**Work required**
Set down each line of the material that follows, exactly, with no pictures.

* Begin Supplied material *

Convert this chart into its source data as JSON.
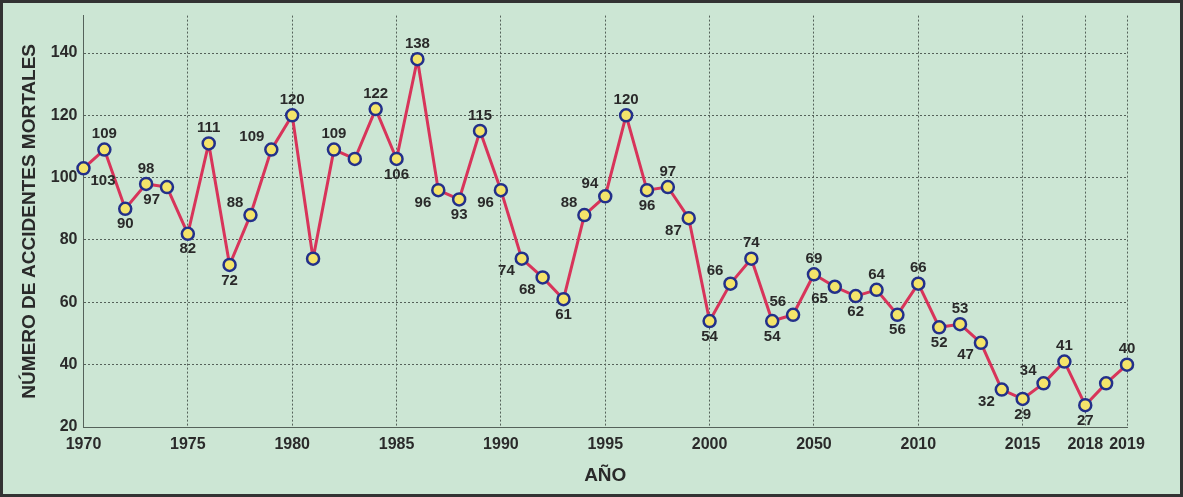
{
  "chart_data": {
    "type": "line",
    "xlabel": "AÑO",
    "ylabel": "NÚMERO DE ACCIDENTES MORTALES",
    "categories": [
      "1970",
      null,
      null,
      null,
      null,
      "1975",
      null,
      null,
      null,
      null,
      "1980",
      null,
      null,
      null,
      null,
      "1985",
      null,
      null,
      null,
      null,
      "1990",
      null,
      null,
      null,
      null,
      "1995",
      null,
      null,
      null,
      null,
      "2000",
      null,
      null,
      null,
      null,
      "2050",
      null,
      null,
      null,
      null,
      "2010",
      null,
      null,
      null,
      null,
      "2015",
      null,
      null,
      "2018",
      null,
      "2019"
    ],
    "series": [
      {
        "color": "#d8345a",
        "values": [
          103,
          109,
          90,
          98,
          97,
          82,
          111,
          72,
          88,
          109,
          120,
          74,
          109,
          106,
          122,
          106,
          138,
          96,
          93,
          115,
          96,
          74,
          68,
          61,
          88,
          94,
          120,
          96,
          97,
          87,
          54,
          66,
          74,
          54,
          56,
          69,
          65,
          62,
          64,
          56,
          66,
          52,
          53,
          47,
          32,
          29,
          34,
          41,
          27,
          34,
          40
        ],
        "value_labels": [
          "103",
          "109",
          "90",
          "98",
          "97",
          "82",
          "111",
          "72",
          "88",
          "109",
          "120",
          null,
          "109",
          null,
          "122",
          "106",
          "138",
          "96",
          "93",
          "115",
          "96",
          "74",
          "68",
          "61",
          "88",
          "94",
          "120",
          "96",
          "97",
          "87",
          "54",
          "66",
          "74",
          "54",
          "56",
          "69",
          "65",
          "62",
          "64",
          "56",
          "66",
          "52",
          "53",
          "47",
          "32",
          "29",
          "34",
          "41",
          "27",
          null,
          "40"
        ]
      }
    ],
    "ylim": [
      20,
      152
    ],
    "yticks": [
      20,
      40,
      60,
      80,
      100,
      120,
      140
    ],
    "grid": true,
    "legend": false,
    "marker": "circle",
    "line_style": "solid"
  }
}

* End Supplied material *

**Exercise result**
Convert this chart into its source data as JSON.
{
  "chart_data": {
    "type": "line",
    "xlabel": "AÑO",
    "ylabel": "NÚMERO DE ACCIDENTES MORTALES",
    "categories": [
      "1970",
      null,
      null,
      null,
      null,
      "1975",
      null,
      null,
      null,
      null,
      "1980",
      null,
      null,
      null,
      null,
      "1985",
      null,
      null,
      null,
      null,
      "1990",
      null,
      null,
      null,
      null,
      "1995",
      null,
      null,
      null,
      null,
      "2000",
      null,
      null,
      null,
      null,
      "2050",
      null,
      null,
      null,
      null,
      "2010",
      null,
      null,
      null,
      null,
      "2015",
      null,
      null,
      "2018",
      null,
      "2019"
    ],
    "series": [
      {
        "color": "#d8345a",
        "values": [
          103,
          109,
          90,
          98,
          97,
          82,
          111,
          72,
          88,
          109,
          120,
          74,
          109,
          106,
          122,
          106,
          138,
          96,
          93,
          115,
          96,
          74,
          68,
          61,
          88,
          94,
          120,
          96,
          97,
          87,
          54,
          66,
          74,
          54,
          56,
          69,
          65,
          62,
          64,
          56,
          66,
          52,
          53,
          47,
          32,
          29,
          34,
          41,
          27,
          34,
          40
        ],
        "value_labels": [
          "103",
          "109",
          "90",
          "98",
          "97",
          "82",
          "111",
          "72",
          "88",
          "109",
          "120",
          null,
          "109",
          null,
          "122",
          "106",
          "138",
          "96",
          "93",
          "115",
          "96",
          "74",
          "68",
          "61",
          "88",
          "94",
          "120",
          "96",
          "97",
          "87",
          "54",
          "66",
          "74",
          "54",
          "56",
          "69",
          "65",
          "62",
          "64",
          "56",
          "66",
          "52",
          "53",
          "47",
          "32",
          "29",
          "34",
          "41",
          "27",
          null,
          "40"
        ]
      }
    ],
    "ylim": [
      20,
      152
    ],
    "yticks": [
      20,
      40,
      60,
      80,
      100,
      120,
      140
    ],
    "grid": true,
    "legend": false,
    "marker": "circle",
    "line_style": "solid"
  }
}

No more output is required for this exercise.